## start

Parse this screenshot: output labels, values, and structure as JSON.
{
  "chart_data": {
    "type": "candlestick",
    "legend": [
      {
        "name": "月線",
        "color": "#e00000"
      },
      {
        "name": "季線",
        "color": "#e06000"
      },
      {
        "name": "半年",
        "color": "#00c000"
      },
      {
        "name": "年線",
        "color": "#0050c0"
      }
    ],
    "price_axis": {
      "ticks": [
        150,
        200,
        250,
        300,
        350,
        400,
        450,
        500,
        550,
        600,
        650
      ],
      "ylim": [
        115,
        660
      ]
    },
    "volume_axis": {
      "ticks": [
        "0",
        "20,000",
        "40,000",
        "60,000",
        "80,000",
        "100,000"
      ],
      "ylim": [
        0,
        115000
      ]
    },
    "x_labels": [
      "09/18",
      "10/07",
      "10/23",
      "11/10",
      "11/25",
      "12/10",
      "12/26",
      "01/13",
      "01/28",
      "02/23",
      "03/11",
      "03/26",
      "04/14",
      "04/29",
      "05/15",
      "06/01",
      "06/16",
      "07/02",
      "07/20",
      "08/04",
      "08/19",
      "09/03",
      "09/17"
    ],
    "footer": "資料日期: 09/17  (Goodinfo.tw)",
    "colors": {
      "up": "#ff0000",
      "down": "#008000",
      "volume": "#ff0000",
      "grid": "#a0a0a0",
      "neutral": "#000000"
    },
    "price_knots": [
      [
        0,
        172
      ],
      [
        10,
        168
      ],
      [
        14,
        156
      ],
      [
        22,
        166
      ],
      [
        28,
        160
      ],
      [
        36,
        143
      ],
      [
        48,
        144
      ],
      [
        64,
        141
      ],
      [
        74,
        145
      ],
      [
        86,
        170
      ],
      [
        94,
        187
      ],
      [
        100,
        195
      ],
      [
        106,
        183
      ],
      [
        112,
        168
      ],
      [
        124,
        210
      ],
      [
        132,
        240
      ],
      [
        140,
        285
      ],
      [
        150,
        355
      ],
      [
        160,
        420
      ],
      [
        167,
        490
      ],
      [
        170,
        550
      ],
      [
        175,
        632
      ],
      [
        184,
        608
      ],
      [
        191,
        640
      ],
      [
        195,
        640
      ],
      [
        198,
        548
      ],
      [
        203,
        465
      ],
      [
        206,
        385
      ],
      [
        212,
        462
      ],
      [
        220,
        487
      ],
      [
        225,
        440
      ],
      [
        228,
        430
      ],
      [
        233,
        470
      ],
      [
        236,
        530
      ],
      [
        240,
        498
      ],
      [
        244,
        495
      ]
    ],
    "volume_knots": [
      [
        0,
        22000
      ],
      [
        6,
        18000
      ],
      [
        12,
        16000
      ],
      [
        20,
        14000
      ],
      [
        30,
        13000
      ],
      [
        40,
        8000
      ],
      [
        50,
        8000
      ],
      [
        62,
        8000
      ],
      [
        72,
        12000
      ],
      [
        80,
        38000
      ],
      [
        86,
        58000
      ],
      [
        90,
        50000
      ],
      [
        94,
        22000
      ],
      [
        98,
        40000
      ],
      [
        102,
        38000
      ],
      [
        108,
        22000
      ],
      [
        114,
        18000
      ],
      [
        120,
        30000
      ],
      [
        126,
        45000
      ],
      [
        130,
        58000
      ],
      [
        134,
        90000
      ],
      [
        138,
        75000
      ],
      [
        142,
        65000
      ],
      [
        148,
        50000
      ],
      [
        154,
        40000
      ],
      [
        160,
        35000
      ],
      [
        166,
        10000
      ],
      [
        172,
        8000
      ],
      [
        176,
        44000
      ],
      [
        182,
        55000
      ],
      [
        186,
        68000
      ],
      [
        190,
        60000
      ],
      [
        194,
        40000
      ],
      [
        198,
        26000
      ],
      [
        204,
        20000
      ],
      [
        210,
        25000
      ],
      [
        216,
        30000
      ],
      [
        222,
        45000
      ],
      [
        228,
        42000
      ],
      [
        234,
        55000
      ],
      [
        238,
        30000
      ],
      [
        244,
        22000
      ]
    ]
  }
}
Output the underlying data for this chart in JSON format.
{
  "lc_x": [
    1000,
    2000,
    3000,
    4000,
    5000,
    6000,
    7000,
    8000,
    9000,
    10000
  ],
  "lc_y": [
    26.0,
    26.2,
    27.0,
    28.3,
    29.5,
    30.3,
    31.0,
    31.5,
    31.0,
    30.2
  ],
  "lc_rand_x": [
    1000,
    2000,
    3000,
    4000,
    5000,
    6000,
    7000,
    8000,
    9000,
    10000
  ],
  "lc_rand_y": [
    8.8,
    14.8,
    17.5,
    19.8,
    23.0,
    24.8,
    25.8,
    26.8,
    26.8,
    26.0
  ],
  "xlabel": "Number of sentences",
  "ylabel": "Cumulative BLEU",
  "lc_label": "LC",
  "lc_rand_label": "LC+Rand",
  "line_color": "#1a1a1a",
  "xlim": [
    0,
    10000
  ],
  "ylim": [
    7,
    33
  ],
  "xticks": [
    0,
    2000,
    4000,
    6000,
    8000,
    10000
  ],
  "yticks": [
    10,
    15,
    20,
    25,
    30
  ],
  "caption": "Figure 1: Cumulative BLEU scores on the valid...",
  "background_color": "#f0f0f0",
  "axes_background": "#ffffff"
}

## end

-- WHAT IS NEEDED --
Repeat the data exactly. Leave nothing out.

-- RESPONSE FOR THIS EXERCISE --
Parse this screenshot: output labels, values, and structure as JSON.
{
  "chart_data": {
    "type": "candlestick",
    "legend": [
      {
        "name": "月線",
        "color": "#e00000"
      },
      {
        "name": "季線",
        "color": "#e06000"
      },
      {
        "name": "半年",
        "color": "#00c000"
      },
      {
        "name": "年線",
        "color": "#0050c0"
      }
    ],
    "price_axis": {
      "ticks": [
        150,
        200,
        250,
        300,
        350,
        400,
        450,
        500,
        550,
        600,
        650
      ],
      "ylim": [
        115,
        660
      ]
    },
    "volume_axis": {
      "ticks": [
        "0",
        "20,000",
        "40,000",
        "60,000",
        "80,000",
        "100,000"
      ],
      "ylim": [
        0,
        115000
      ]
    },
    "x_labels": [
      "09/18",
      "10/07",
      "10/23",
      "11/10",
      "11/25",
      "12/10",
      "12/26",
      "01/13",
      "01/28",
      "02/23",
      "03/11",
      "03/26",
      "04/14",
      "04/29",
      "05/15",
      "06/01",
      "06/16",
      "07/02",
      "07/20",
      "08/04",
      "08/19",
      "09/03",
      "09/17"
    ],
    "footer": "資料日期: 09/17  (Goodinfo.tw)",
    "colors": {
      "up": "#ff0000",
      "down": "#008000",
      "volume": "#ff0000",
      "grid": "#a0a0a0",
      "neutral": "#000000"
    },
    "price_knots": [
      [
        0,
        172
      ],
      [
        10,
        168
      ],
      [
        14,
        156
      ],
      [
        22,
        166
      ],
      [
        28,
        160
      ],
      [
        36,
        143
      ],
      [
        48,
        144
      ],
      [
        64,
        141
      ],
      [
        74,
        145
      ],
      [
        86,
        170
      ],
      [
        94,
        187
      ],
      [
        100,
        195
      ],
      [
        106,
        183
      ],
      [
        112,
        168
      ],
      [
        124,
        210
      ],
      [
        132,
        240
      ],
      [
        140,
        285
      ],
      [
        150,
        355
      ],
      [
        160,
        420
      ],
      [
        167,
        490
      ],
      [
        170,
        550
      ],
      [
        175,
        632
      ],
      [
        184,
        608
      ],
      [
        191,
        640
      ],
      [
        195,
        640
      ],
      [
        198,
        548
      ],
      [
        203,
        465
      ],
      [
        206,
        385
      ],
      [
        212,
        462
      ],
      [
        220,
        487
      ],
      [
        225,
        440
      ],
      [
        228,
        430
      ],
      [
        233,
        470
      ],
      [
        236,
        530
      ],
      [
        240,
        498
      ],
      [
        244,
        495
      ]
    ],
    "volume_knots": [
      [
        0,
        22000
      ],
      [
        6,
        18000
      ],
      [
        12,
        16000
      ],
      [
        20,
        14000
      ],
      [
        30,
        13000
      ],
      [
        40,
        8000
      ],
      [
        50,
        8000
      ],
      [
        62,
        8000
      ],
      [
        72,
        12000
      ],
      [
        80,
        38000
      ],
      [
        86,
        58000
      ],
      [
        90,
        50000
      ],
      [
        94,
        22000
      ],
      [
        98,
        40000
      ],
      [
        102,
        38000
      ],
      [
        108,
        22000
      ],
      [
        114,
        18000
      ],
      [
        120,
        30000
      ],
      [
        126,
        45000
      ],
      [
        130,
        58000
      ],
      [
        134,
        90000
      ],
      [
        138,
        75000
      ],
      [
        142,
        65000
      ],
      [
        148,
        50000
      ],
      [
        154,
        40000
      ],
      [
        160,
        35000
      ],
      [
        166,
        10000
      ],
      [
        172,
        8000
      ],
      [
        176,
        44000
      ],
      [
        182,
        55000
      ],
      [
        186,
        68000
      ],
      [
        190,
        60000
      ],
      [
        194,
        40000
      ],
      [
        198,
        26000
      ],
      [
        204,
        20000
      ],
      [
        210,
        25000
      ],
      [
        216,
        30000
      ],
      [
        222,
        45000
      ],
      [
        228,
        42000
      ],
      [
        234,
        55000
      ],
      [
        238,
        30000
      ],
      [
        244,
        22000
      ]
    ]
  }
}
Output the underlying data for this chart in JSON format.
{
  "lc_x": [
    1000,
    2000,
    3000,
    4000,
    5000,
    6000,
    7000,
    8000,
    9000,
    10000
  ],
  "lc_y": [
    26.0,
    26.2,
    27.0,
    28.3,
    29.5,
    30.3,
    31.0,
    31.5,
    31.0,
    30.2
  ],
  "lc_rand_x": [
    1000,
    2000,
    3000,
    4000,
    5000,
    6000,
    7000,
    8000,
    9000,
    10000
  ],
  "lc_rand_y": [
    8.8,
    14.8,
    17.5,
    19.8,
    23.0,
    24.8,
    25.8,
    26.8,
    26.8,
    26.0
  ],
  "xlabel": "Number of sentences",
  "ylabel": "Cumulative BLEU",
  "lc_label": "LC",
  "lc_rand_label": "LC+Rand",
  "line_color": "#1a1a1a",
  "xlim": [
    0,
    10000
  ],
  "ylim": [
    7,
    33
  ],
  "xticks": [
    0,
    2000,
    4000,
    6000,
    8000,
    10000
  ],
  "yticks": [
    10,
    15,
    20,
    25,
    30
  ],
  "caption": "Figure 1: Cumulative BLEU scores on the valid...",
  "background_color": "#f0f0f0",
  "axes_background": "#ffffff"
}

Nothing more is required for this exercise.